* AIM
Only lines holding the string "ควบค" are wanted; copy each one from the material.

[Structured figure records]
┄┄┄┄┄┄┄┄┄┄
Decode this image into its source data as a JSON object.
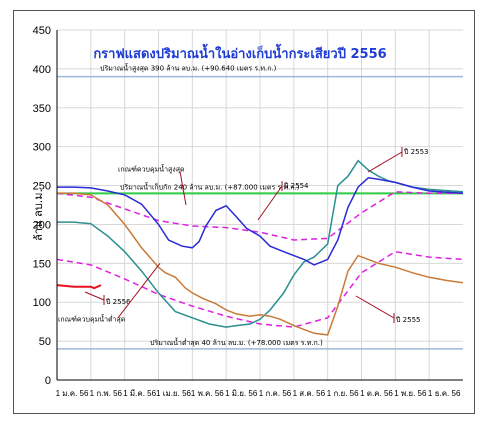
{
  "chart_data": {
    "type": "line",
    "title": "กราฟแสดงปริมาณน้ำในอ่างเก็บน้ำกระเสียวปี 2556",
    "ylabel": "ล้าน ลบ.ม.",
    "xlabel": "",
    "ylim": [
      0,
      450
    ],
    "yticks": [
      0,
      50,
      100,
      150,
      200,
      250,
      300,
      350,
      400,
      450
    ],
    "x_categories": [
      "1 ม.ค. 56",
      "1 ก.พ. 56",
      "1 มี.ค. 56",
      "1 เม.ย. 56",
      "1 พ.ค. 56",
      "1 มิ.ย. 56",
      "1 ก.ค. 56",
      "1 ส.ค. 56",
      "1 ก.ย. 56",
      "1 ต.ค. 56",
      "1 พ.ย. 56",
      "1 ธ.ค. 56"
    ],
    "grid": true,
    "reference_lines": [
      {
        "label": "ปริมาณน้ำสูงสุด 390 ล้าน ลบ.ม. (+90.640 เมตร ร.ท.ก.)",
        "value": 390,
        "color": "#9fb7d6"
      },
      {
        "label": "ปริมาณน้ำเก็บกัก 240 ล้าน ลบ.ม. (+87.000 เมตร ร.ท.ก.)",
        "value": 240,
        "color": "#2ecc40"
      },
      {
        "label": "ปริมาณน้ำต่ำสุด 40 ล้าน ลบ.ม. (+78.000 เมตร ร.ท.ก.)",
        "value": 40,
        "color": "#9fb7d6"
      }
    ],
    "series": [
      {
        "name": "ปี 2553",
        "color": "#2a8f8f",
        "points": [
          [
            0,
            203
          ],
          [
            0.5,
            203
          ],
          [
            1,
            201
          ],
          [
            1.5,
            185
          ],
          [
            2,
            165
          ],
          [
            2.5,
            140
          ],
          [
            3,
            112
          ],
          [
            3.5,
            88
          ],
          [
            4,
            80
          ],
          [
            4.5,
            72
          ],
          [
            5,
            68
          ],
          [
            5.3,
            70
          ],
          [
            5.7,
            72
          ],
          [
            6,
            78
          ],
          [
            6.3,
            90
          ],
          [
            6.7,
            112
          ],
          [
            7,
            135
          ],
          [
            7.3,
            152
          ],
          [
            7.6,
            158
          ],
          [
            8,
            175
          ],
          [
            8.3,
            250
          ],
          [
            8.6,
            262
          ],
          [
            8.9,
            282
          ],
          [
            9.2,
            270
          ],
          [
            9.5,
            262
          ],
          [
            9.8,
            256
          ],
          [
            10,
            254
          ],
          [
            10.5,
            248
          ],
          [
            11,
            245
          ],
          [
            12,
            242
          ]
        ]
      },
      {
        "name": "ปี 2554",
        "color": "#2a2ad6",
        "points": [
          [
            0,
            248
          ],
          [
            0.5,
            248
          ],
          [
            1,
            247
          ],
          [
            1.5,
            243
          ],
          [
            2,
            238
          ],
          [
            2.5,
            226
          ],
          [
            3,
            200
          ],
          [
            3.3,
            180
          ],
          [
            3.7,
            172
          ],
          [
            4,
            170
          ],
          [
            4.2,
            178
          ],
          [
            4.4,
            198
          ],
          [
            4.7,
            218
          ],
          [
            5,
            224
          ],
          [
            5.3,
            210
          ],
          [
            5.6,
            195
          ],
          [
            6,
            185
          ],
          [
            6.3,
            172
          ],
          [
            6.7,
            165
          ],
          [
            7,
            160
          ],
          [
            7.3,
            155
          ],
          [
            7.6,
            148
          ],
          [
            8,
            155
          ],
          [
            8.3,
            180
          ],
          [
            8.6,
            222
          ],
          [
            8.9,
            248
          ],
          [
            9.2,
            260
          ],
          [
            9.5,
            258
          ],
          [
            10,
            254
          ],
          [
            10.5,
            248
          ],
          [
            11,
            243
          ],
          [
            12,
            240
          ]
        ]
      },
      {
        "name": "ปี 2555",
        "color": "#c87a3a",
        "points": [
          [
            0,
            240
          ],
          [
            0.5,
            240
          ],
          [
            1,
            238
          ],
          [
            1.5,
            225
          ],
          [
            2,
            200
          ],
          [
            2.5,
            170
          ],
          [
            3,
            145
          ],
          [
            3.2,
            138
          ],
          [
            3.5,
            132
          ],
          [
            3.8,
            118
          ],
          [
            4,
            112
          ],
          [
            4.3,
            105
          ],
          [
            4.7,
            98
          ],
          [
            5,
            90
          ],
          [
            5.3,
            85
          ],
          [
            5.7,
            82
          ],
          [
            6,
            84
          ],
          [
            6.3,
            82
          ],
          [
            6.6,
            78
          ],
          [
            7,
            70
          ],
          [
            7.3,
            65
          ],
          [
            7.6,
            60
          ],
          [
            8,
            58
          ],
          [
            8.3,
            95
          ],
          [
            8.6,
            140
          ],
          [
            8.9,
            160
          ],
          [
            9.2,
            155
          ],
          [
            9.5,
            150
          ],
          [
            10,
            145
          ],
          [
            10.5,
            138
          ],
          [
            11,
            132
          ],
          [
            11.5,
            128
          ],
          [
            12,
            125
          ]
        ]
      },
      {
        "name": "ปี 2556",
        "color": "#e8101b",
        "points": [
          [
            0,
            122
          ],
          [
            0.5,
            120
          ],
          [
            1,
            120
          ],
          [
            1.1,
            118
          ],
          [
            1.3,
            122
          ]
        ]
      }
    ],
    "rule_curves": [
      {
        "label": "เกณฑ์ควบคุมน้ำสูงสุด",
        "color": "#e020e0",
        "points": [
          [
            0,
            240
          ],
          [
            1,
            235
          ],
          [
            2,
            220
          ],
          [
            3,
            205
          ],
          [
            4,
            198
          ],
          [
            5,
            196
          ],
          [
            6,
            190
          ],
          [
            7,
            180
          ],
          [
            8,
            182
          ],
          [
            9,
            215
          ],
          [
            10,
            242
          ],
          [
            11,
            240
          ],
          [
            12,
            240
          ]
        ]
      },
      {
        "label": "เกณฑ์ควบคุมน้ำต่ำสุด",
        "color": "#e020e0",
        "points": [
          [
            0,
            155
          ],
          [
            1,
            148
          ],
          [
            2,
            130
          ],
          [
            3,
            110
          ],
          [
            4,
            95
          ],
          [
            5,
            82
          ],
          [
            6,
            72
          ],
          [
            7,
            68
          ],
          [
            8,
            80
          ],
          [
            9,
            138
          ],
          [
            10,
            165
          ],
          [
            11,
            158
          ],
          [
            12,
            155
          ]
        ]
      }
    ],
    "annotations": [
      "ปี 2553",
      "ปี 2554",
      "ปี 2555",
      "ปี 2556"
    ]
  }
}
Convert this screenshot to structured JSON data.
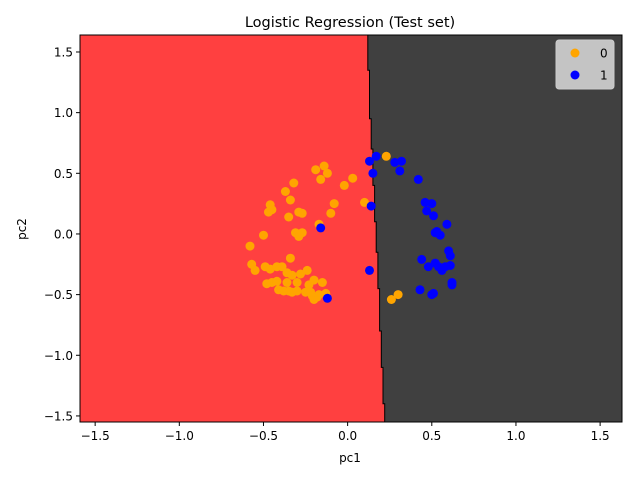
{
  "chart_data": {
    "type": "scatter",
    "title": "Logistic Regression (Test set)",
    "xlabel": "pc1",
    "ylabel": "pc2",
    "xlim": [
      -1.59,
      1.63
    ],
    "ylim": [
      -1.55,
      1.64
    ],
    "xticks": [
      -1.5,
      -1.0,
      -0.5,
      0.0,
      0.5,
      1.0,
      1.5
    ],
    "xtick_labels": [
      "−1.5",
      "−1.0",
      "−0.5",
      "0.0",
      "0.5",
      "1.0",
      "1.5"
    ],
    "yticks": [
      -1.5,
      -1.0,
      -0.5,
      0.0,
      0.5,
      1.0,
      1.5
    ],
    "ytick_labels": [
      "−1.5",
      "−1.0",
      "−0.5",
      "0.0",
      "0.5",
      "1.0",
      "1.5"
    ],
    "grid": false,
    "legend_position": "top-right",
    "decision_regions": {
      "left_color": "#ff4040",
      "right_color": "#404040",
      "boundary": [
        [
          0.12,
          1.64
        ],
        [
          0.12,
          1.35
        ],
        [
          0.13,
          1.35
        ],
        [
          0.13,
          0.95
        ],
        [
          0.14,
          0.95
        ],
        [
          0.14,
          0.7
        ],
        [
          0.15,
          0.7
        ],
        [
          0.15,
          0.4
        ],
        [
          0.16,
          0.4
        ],
        [
          0.16,
          0.1
        ],
        [
          0.17,
          0.1
        ],
        [
          0.17,
          -0.15
        ],
        [
          0.18,
          -0.15
        ],
        [
          0.18,
          -0.45
        ],
        [
          0.19,
          -0.45
        ],
        [
          0.19,
          -0.8
        ],
        [
          0.2,
          -0.8
        ],
        [
          0.2,
          -1.1
        ],
        [
          0.21,
          -1.1
        ],
        [
          0.21,
          -1.4
        ],
        [
          0.22,
          -1.4
        ],
        [
          0.22,
          -1.55
        ]
      ]
    },
    "series": [
      {
        "name": "0",
        "color": "#ffa500",
        "points": [
          [
            -0.58,
            -0.1
          ],
          [
            -0.57,
            -0.25
          ],
          [
            -0.55,
            -0.3
          ],
          [
            -0.5,
            -0.01
          ],
          [
            -0.49,
            -0.27
          ],
          [
            -0.48,
            -0.41
          ],
          [
            -0.47,
            0.18
          ],
          [
            -0.46,
            -0.29
          ],
          [
            -0.46,
            0.24
          ],
          [
            -0.45,
            0.2
          ],
          [
            -0.45,
            -0.4
          ],
          [
            -0.42,
            -0.27
          ],
          [
            -0.42,
            -0.39
          ],
          [
            -0.41,
            -0.46
          ],
          [
            -0.39,
            -0.27
          ],
          [
            -0.38,
            -0.47
          ],
          [
            -0.37,
            0.35
          ],
          [
            -0.36,
            -0.32
          ],
          [
            -0.36,
            -0.4
          ],
          [
            -0.35,
            -0.47
          ],
          [
            -0.35,
            0.14
          ],
          [
            -0.34,
            0.28
          ],
          [
            -0.34,
            -0.2
          ],
          [
            -0.33,
            -0.34
          ],
          [
            -0.33,
            -0.48
          ],
          [
            -0.32,
            0.42
          ],
          [
            -0.31,
            0.01
          ],
          [
            -0.3,
            -0.4
          ],
          [
            -0.3,
            -0.47
          ],
          [
            -0.29,
            0.18
          ],
          [
            -0.29,
            -0.02
          ],
          [
            -0.28,
            -0.33
          ],
          [
            -0.27,
            0.01
          ],
          [
            -0.27,
            0.17
          ],
          [
            -0.25,
            -0.48
          ],
          [
            -0.24,
            -0.3
          ],
          [
            -0.23,
            -0.42
          ],
          [
            -0.22,
            -0.48
          ],
          [
            -0.21,
            -0.51
          ],
          [
            -0.2,
            -0.38
          ],
          [
            -0.2,
            -0.54
          ],
          [
            -0.18,
            -0.52
          ],
          [
            -0.17,
            -0.5
          ],
          [
            -0.16,
            0.45
          ],
          [
            -0.15,
            -0.4
          ],
          [
            -0.17,
            0.08
          ],
          [
            -0.13,
            -0.49
          ],
          [
            -0.12,
            0.5
          ],
          [
            -0.1,
            0.17
          ],
          [
            -0.08,
            0.25
          ],
          [
            -0.02,
            0.4
          ],
          [
            0.03,
            0.46
          ],
          [
            0.1,
            0.26
          ],
          [
            0.23,
            0.64
          ],
          [
            0.26,
            -0.54
          ],
          [
            0.3,
            -0.5
          ],
          [
            -0.19,
            0.53
          ],
          [
            -0.14,
            0.56
          ]
        ]
      },
      {
        "name": "1",
        "color": "#0000ff",
        "points": [
          [
            0.13,
            0.6
          ],
          [
            0.14,
            0.23
          ],
          [
            0.15,
            0.5
          ],
          [
            0.17,
            0.64
          ],
          [
            0.13,
            -0.3
          ],
          [
            0.28,
            0.59
          ],
          [
            0.31,
            0.52
          ],
          [
            0.32,
            0.6
          ],
          [
            0.42,
            0.45
          ],
          [
            0.44,
            -0.21
          ],
          [
            0.46,
            0.26
          ],
          [
            0.47,
            0.19
          ],
          [
            0.48,
            -0.27
          ],
          [
            0.5,
            0.25
          ],
          [
            0.51,
            -0.49
          ],
          [
            0.51,
            0.15
          ],
          [
            0.52,
            -0.24
          ],
          [
            0.53,
            0.02
          ],
          [
            0.54,
            -0.27
          ],
          [
            0.55,
            -0.01
          ],
          [
            0.56,
            -0.3
          ],
          [
            0.58,
            -0.27
          ],
          [
            0.59,
            0.08
          ],
          [
            0.6,
            -0.14
          ],
          [
            0.61,
            -0.26
          ],
          [
            0.61,
            -0.18
          ],
          [
            0.62,
            -0.4
          ],
          [
            0.62,
            -0.42
          ],
          [
            0.43,
            -0.46
          ],
          [
            0.5,
            -0.5
          ],
          [
            0.52,
            0.01
          ],
          [
            -0.16,
            0.05
          ],
          [
            -0.12,
            -0.53
          ]
        ]
      }
    ]
  }
}
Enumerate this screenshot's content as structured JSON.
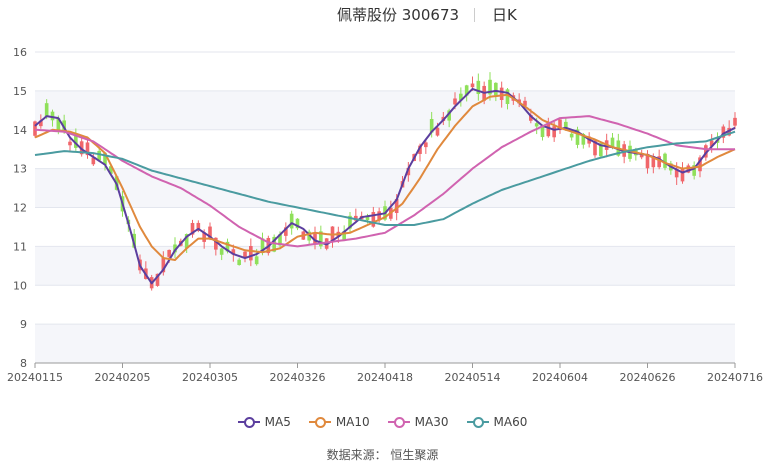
{
  "header": {
    "title": "佩蒂股份 300673",
    "period": "日K"
  },
  "source": "数据来源： 恒生聚源",
  "colors": {
    "up": "#f0666b",
    "down": "#8fe05a",
    "ma5": "#5b3e9e",
    "ma10": "#e0893d",
    "ma30": "#d063b0",
    "ma60": "#4a9ba0",
    "grid": "#e3e6ee",
    "band": "#f5f6fa"
  },
  "chart_data": {
    "type": "candlestick",
    "title": "佩蒂股份 300673",
    "ylim": [
      8,
      16
    ],
    "yticks": [
      8,
      9,
      10,
      11,
      12,
      13,
      14,
      15,
      16
    ],
    "xtick_labels": [
      "20240115",
      "20240205",
      "20240305",
      "20240326",
      "20240418",
      "20240514",
      "20240604",
      "20240626",
      "20240716"
    ],
    "xtick_positions": [
      0,
      15,
      30,
      45,
      60,
      75,
      90,
      105,
      120
    ],
    "n_points": 121,
    "legend": [
      "MA5",
      "MA10",
      "MA30",
      "MA60"
    ],
    "legend_position": "bottom",
    "series": [
      {
        "name": "MA5",
        "points": [
          [
            0,
            14.1
          ],
          [
            2,
            14.35
          ],
          [
            4,
            14.3
          ],
          [
            6,
            13.8
          ],
          [
            8,
            13.5
          ],
          [
            10,
            13.3
          ],
          [
            12,
            13.1
          ],
          [
            14,
            12.6
          ],
          [
            16,
            11.6
          ],
          [
            18,
            10.5
          ],
          [
            20,
            10.05
          ],
          [
            22,
            10.4
          ],
          [
            24,
            10.9
          ],
          [
            26,
            11.25
          ],
          [
            28,
            11.45
          ],
          [
            30,
            11.25
          ],
          [
            32,
            11.0
          ],
          [
            34,
            10.8
          ],
          [
            36,
            10.7
          ],
          [
            38,
            10.8
          ],
          [
            40,
            11.0
          ],
          [
            42,
            11.3
          ],
          [
            44,
            11.6
          ],
          [
            46,
            11.45
          ],
          [
            48,
            11.15
          ],
          [
            50,
            11.05
          ],
          [
            52,
            11.25
          ],
          [
            54,
            11.5
          ],
          [
            56,
            11.75
          ],
          [
            58,
            11.8
          ],
          [
            60,
            11.85
          ],
          [
            62,
            12.2
          ],
          [
            64,
            13.0
          ],
          [
            66,
            13.55
          ],
          [
            68,
            13.95
          ],
          [
            70,
            14.25
          ],
          [
            72,
            14.6
          ],
          [
            74,
            14.9
          ],
          [
            75,
            15.05
          ],
          [
            77,
            14.95
          ],
          [
            79,
            15.0
          ],
          [
            81,
            14.95
          ],
          [
            83,
            14.7
          ],
          [
            85,
            14.35
          ],
          [
            87,
            14.1
          ],
          [
            89,
            14.0
          ],
          [
            91,
            14.05
          ],
          [
            93,
            13.95
          ],
          [
            95,
            13.75
          ],
          [
            97,
            13.6
          ],
          [
            99,
            13.55
          ],
          [
            101,
            13.45
          ],
          [
            103,
            13.4
          ],
          [
            105,
            13.35
          ],
          [
            107,
            13.25
          ],
          [
            109,
            13.05
          ],
          [
            111,
            12.9
          ],
          [
            113,
            13.0
          ],
          [
            115,
            13.4
          ],
          [
            118,
            13.9
          ],
          [
            120,
            14.05
          ]
        ]
      },
      {
        "name": "MA10",
        "points": [
          [
            0,
            13.8
          ],
          [
            3,
            14.0
          ],
          [
            6,
            13.95
          ],
          [
            9,
            13.8
          ],
          [
            12,
            13.4
          ],
          [
            15,
            12.5
          ],
          [
            18,
            11.5
          ],
          [
            20,
            11.0
          ],
          [
            22,
            10.7
          ],
          [
            24,
            10.65
          ],
          [
            26,
            10.95
          ],
          [
            28,
            11.2
          ],
          [
            30,
            11.2
          ],
          [
            33,
            11.05
          ],
          [
            36,
            10.9
          ],
          [
            39,
            10.85
          ],
          [
            42,
            10.95
          ],
          [
            45,
            11.25
          ],
          [
            48,
            11.35
          ],
          [
            51,
            11.3
          ],
          [
            54,
            11.35
          ],
          [
            57,
            11.55
          ],
          [
            60,
            11.75
          ],
          [
            63,
            12.1
          ],
          [
            66,
            12.75
          ],
          [
            69,
            13.5
          ],
          [
            72,
            14.1
          ],
          [
            75,
            14.6
          ],
          [
            78,
            14.85
          ],
          [
            81,
            14.9
          ],
          [
            84,
            14.6
          ],
          [
            87,
            14.25
          ],
          [
            90,
            14.05
          ],
          [
            93,
            13.9
          ],
          [
            96,
            13.75
          ],
          [
            99,
            13.55
          ],
          [
            102,
            13.45
          ],
          [
            105,
            13.35
          ],
          [
            108,
            13.15
          ],
          [
            111,
            13.0
          ],
          [
            114,
            13.05
          ],
          [
            117,
            13.3
          ],
          [
            120,
            13.5
          ]
        ]
      },
      {
        "name": "MA30",
        "points": [
          [
            0,
            14.0
          ],
          [
            5,
            13.95
          ],
          [
            10,
            13.7
          ],
          [
            15,
            13.2
          ],
          [
            20,
            12.8
          ],
          [
            25,
            12.5
          ],
          [
            30,
            12.05
          ],
          [
            35,
            11.5
          ],
          [
            40,
            11.1
          ],
          [
            45,
            11.0
          ],
          [
            50,
            11.1
          ],
          [
            55,
            11.2
          ],
          [
            60,
            11.35
          ],
          [
            65,
            11.8
          ],
          [
            70,
            12.35
          ],
          [
            75,
            13.0
          ],
          [
            80,
            13.55
          ],
          [
            85,
            13.95
          ],
          [
            90,
            14.3
          ],
          [
            95,
            14.35
          ],
          [
            100,
            14.15
          ],
          [
            105,
            13.9
          ],
          [
            110,
            13.6
          ],
          [
            115,
            13.5
          ],
          [
            120,
            13.5
          ]
        ]
      },
      {
        "name": "MA60",
        "points": [
          [
            0,
            13.35
          ],
          [
            5,
            13.45
          ],
          [
            10,
            13.4
          ],
          [
            15,
            13.25
          ],
          [
            20,
            12.95
          ],
          [
            25,
            12.75
          ],
          [
            30,
            12.55
          ],
          [
            35,
            12.35
          ],
          [
            40,
            12.15
          ],
          [
            45,
            12.0
          ],
          [
            50,
            11.85
          ],
          [
            55,
            11.7
          ],
          [
            60,
            11.55
          ],
          [
            65,
            11.55
          ],
          [
            70,
            11.7
          ],
          [
            75,
            12.1
          ],
          [
            80,
            12.45
          ],
          [
            85,
            12.7
          ],
          [
            90,
            12.95
          ],
          [
            95,
            13.2
          ],
          [
            100,
            13.4
          ],
          [
            105,
            13.55
          ],
          [
            110,
            13.65
          ],
          [
            115,
            13.7
          ],
          [
            120,
            13.95
          ]
        ]
      }
    ]
  }
}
┄┄┄┄┄┄┄┄┄┄
* TASK OUTPUT
        "label": "เกณฑ์ควบคุมน้ำสูงสุด",
        "label": "เกณฑ์ควบคุมน้ำต่ำสุด",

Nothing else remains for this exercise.